* **Text for analysis**
╭──

Private climate finance

Rethinking Private Sector Climate Finance: Why Shouldn’t RWE, RAG, and HeidelbergCement Help Pay for Loss and Damage Caused by Climate Change?

© Carbon Majors, http://carbonmajors.org/downloadable-graphics/

At a time when the rich nations’ governments — including the federal government of Germany — seem neither able nor willing to dedicate public funds to emissions mitigation and climate adaptation in pursuit of the US$100 billion target, companies are making huge profits at the climate’s expense. What could be more obvious than asking them to share in the burden caused by their actions, thus also opening up a new source of climate finance?

Today, millions of people in the global South have already become innocent victims of climate change, faced with drought, cyclones, and tidal waves. “Loss and damage” refers to the impacts of climate change which are so extreme that they go beyond human beings’ capacity to adapt. They range from extreme weather (such as droughts or floods) to “slow-onset events” including rising sea levels, higher temperatures, ocean acidification, and glacier retreat. Other consequences are salinity, soil and forest degradation, loss of biodiversity, and desertification.

At the same time, those who have made the greatest contribution to the new climatic conditions by emitting enormous quantities of carbon—big international corporations such as Chevron, ExxonMobil, and Saudi Aramco, as well as German companies like RWE, RAG, and HeidelbergCement—have been raking in profits year on year.

╰──

(Document layout analysis data)
╭──

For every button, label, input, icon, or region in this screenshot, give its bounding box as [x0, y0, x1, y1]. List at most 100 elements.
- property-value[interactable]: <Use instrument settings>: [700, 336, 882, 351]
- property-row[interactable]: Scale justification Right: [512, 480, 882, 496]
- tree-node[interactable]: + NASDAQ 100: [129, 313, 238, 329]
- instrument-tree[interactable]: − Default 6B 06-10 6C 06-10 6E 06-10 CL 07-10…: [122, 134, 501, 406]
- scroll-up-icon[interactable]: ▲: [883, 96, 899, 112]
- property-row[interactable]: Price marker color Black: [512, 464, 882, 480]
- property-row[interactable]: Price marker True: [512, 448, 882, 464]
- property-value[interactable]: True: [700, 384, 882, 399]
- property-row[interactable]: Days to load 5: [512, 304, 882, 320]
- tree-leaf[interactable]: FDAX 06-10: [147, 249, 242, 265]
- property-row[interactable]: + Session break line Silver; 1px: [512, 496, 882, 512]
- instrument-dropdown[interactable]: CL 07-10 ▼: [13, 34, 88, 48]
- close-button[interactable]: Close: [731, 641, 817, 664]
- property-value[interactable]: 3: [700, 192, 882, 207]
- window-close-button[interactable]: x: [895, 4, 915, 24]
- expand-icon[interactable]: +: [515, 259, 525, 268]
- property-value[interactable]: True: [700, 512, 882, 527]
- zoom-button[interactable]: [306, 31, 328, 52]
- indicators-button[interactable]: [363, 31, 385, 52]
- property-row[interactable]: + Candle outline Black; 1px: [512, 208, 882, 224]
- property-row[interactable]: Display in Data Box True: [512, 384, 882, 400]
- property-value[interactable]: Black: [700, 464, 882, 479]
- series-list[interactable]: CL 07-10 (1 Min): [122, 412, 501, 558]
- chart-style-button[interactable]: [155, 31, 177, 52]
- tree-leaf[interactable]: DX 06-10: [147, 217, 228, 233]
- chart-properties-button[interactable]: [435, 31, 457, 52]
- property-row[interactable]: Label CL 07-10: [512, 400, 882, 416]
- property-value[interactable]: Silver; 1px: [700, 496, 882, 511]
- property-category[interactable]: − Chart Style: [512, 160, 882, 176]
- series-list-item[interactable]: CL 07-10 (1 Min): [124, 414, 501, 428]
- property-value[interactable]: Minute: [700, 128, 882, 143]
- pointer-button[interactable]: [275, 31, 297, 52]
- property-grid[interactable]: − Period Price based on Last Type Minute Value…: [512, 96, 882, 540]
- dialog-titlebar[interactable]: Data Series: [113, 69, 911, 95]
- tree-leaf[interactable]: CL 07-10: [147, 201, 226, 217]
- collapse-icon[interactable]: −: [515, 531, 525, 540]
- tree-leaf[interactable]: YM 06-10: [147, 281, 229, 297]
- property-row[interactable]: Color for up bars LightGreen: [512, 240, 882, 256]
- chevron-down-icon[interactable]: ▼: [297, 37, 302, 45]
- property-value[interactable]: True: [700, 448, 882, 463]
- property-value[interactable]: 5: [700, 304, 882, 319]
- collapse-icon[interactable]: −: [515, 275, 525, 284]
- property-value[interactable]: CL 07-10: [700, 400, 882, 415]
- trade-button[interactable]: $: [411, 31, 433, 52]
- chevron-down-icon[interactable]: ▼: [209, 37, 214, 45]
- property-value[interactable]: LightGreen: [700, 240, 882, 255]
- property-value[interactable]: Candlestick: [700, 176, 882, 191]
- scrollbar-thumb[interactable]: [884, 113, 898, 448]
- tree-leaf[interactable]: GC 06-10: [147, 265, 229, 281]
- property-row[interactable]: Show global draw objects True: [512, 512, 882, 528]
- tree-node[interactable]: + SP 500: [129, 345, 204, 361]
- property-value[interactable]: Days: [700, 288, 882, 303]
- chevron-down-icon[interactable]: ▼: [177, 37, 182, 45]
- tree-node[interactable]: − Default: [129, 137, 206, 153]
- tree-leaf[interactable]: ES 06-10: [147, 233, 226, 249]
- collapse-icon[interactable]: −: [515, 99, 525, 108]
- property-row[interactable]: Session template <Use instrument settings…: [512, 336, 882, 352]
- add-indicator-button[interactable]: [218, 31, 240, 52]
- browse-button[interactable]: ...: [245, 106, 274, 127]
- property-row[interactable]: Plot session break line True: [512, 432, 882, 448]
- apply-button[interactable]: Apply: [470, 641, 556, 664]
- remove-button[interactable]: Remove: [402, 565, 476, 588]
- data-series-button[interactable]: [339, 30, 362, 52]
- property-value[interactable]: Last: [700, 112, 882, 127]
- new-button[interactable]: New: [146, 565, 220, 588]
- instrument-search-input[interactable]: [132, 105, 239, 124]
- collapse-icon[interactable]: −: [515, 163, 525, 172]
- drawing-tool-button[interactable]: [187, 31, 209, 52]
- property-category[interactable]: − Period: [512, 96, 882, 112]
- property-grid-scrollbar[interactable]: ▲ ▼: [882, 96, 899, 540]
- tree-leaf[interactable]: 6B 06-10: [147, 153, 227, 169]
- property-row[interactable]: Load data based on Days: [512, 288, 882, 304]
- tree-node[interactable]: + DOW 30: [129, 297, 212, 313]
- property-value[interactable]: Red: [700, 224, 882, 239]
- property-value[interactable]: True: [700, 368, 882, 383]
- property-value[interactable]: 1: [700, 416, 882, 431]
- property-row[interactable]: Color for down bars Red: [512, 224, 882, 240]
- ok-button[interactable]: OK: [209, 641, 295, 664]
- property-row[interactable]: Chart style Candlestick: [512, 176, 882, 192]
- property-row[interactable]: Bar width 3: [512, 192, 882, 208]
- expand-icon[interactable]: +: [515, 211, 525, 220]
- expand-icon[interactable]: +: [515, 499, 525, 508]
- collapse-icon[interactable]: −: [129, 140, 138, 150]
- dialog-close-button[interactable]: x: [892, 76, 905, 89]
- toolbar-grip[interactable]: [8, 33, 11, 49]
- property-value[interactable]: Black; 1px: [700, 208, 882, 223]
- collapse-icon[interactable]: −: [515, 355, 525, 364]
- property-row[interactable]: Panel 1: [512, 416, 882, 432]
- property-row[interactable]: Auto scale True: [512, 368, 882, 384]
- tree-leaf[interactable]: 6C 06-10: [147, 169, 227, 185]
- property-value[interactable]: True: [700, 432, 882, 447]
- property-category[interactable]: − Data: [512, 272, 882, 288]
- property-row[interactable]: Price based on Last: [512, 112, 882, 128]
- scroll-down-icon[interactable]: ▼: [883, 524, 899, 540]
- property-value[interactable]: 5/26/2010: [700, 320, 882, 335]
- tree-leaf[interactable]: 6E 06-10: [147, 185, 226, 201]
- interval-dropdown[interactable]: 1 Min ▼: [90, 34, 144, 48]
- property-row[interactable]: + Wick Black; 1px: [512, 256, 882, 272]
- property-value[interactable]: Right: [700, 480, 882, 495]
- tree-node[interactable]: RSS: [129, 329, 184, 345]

╰──

* **Work to be completed**
Write the next few paragraphs of the text on making carbon-emitting companies pay for climate loss and damage, starting right after its last sentence.

* **Final answer**
The “carbon majors” are the ninety worst climate offenders. The groundbreaking Carbon Majors report, first published in November 2013, is the product of eight years of research by Rick Heede, who aggregated the historic emissions of the ninety largest oil, gas, and coal corporations and the biggest cement manufacturers to show that the fossil fuels they extract and the cement they manufacture are responsible for 63 percent of emissions worldwide. The three biggest emitters are ChevronTexaco, accounting for 3.51 percent of global emissions, ExxonMobil with 3.21 percent, and Saudi Aramco with 3.17 percent. As for the German companies, RWE takes twenty-third place, with 0.47 percent, RAG sixty-second place with 0.08 percent, and HeidelbergCement is responsible for 0.04 percent of total emissions.

The discussion paper Carbon Majors Funding Loss and Damage, presented today by the Heinrich Böll Foundation and the Climate Justice Programme, proposes that in future the top-emitting companies should have to pay for the damage they cause. It sets out the case for a levy on fossil fuel extraction, to be spent on the communities that are suffering from climate change. By 2020, the companies should have paid out around US$50 billion. The levy could start at approximately US$2 per tonne of CO2, rising gradually by 5 to 10 percent a year; it would contribute to the complete phasing out of fossil fuels and the adoption of renewables. The income would flow into the Warsaw International Mechanism for Loss and Damage, agreed during international climate negotiations last year, which will go to benefit the world’s poorest communities and those most seriously threatened by climate change. The precise amount of the levy for each company would be calculated on the basis of its historic and anticipated future emissions.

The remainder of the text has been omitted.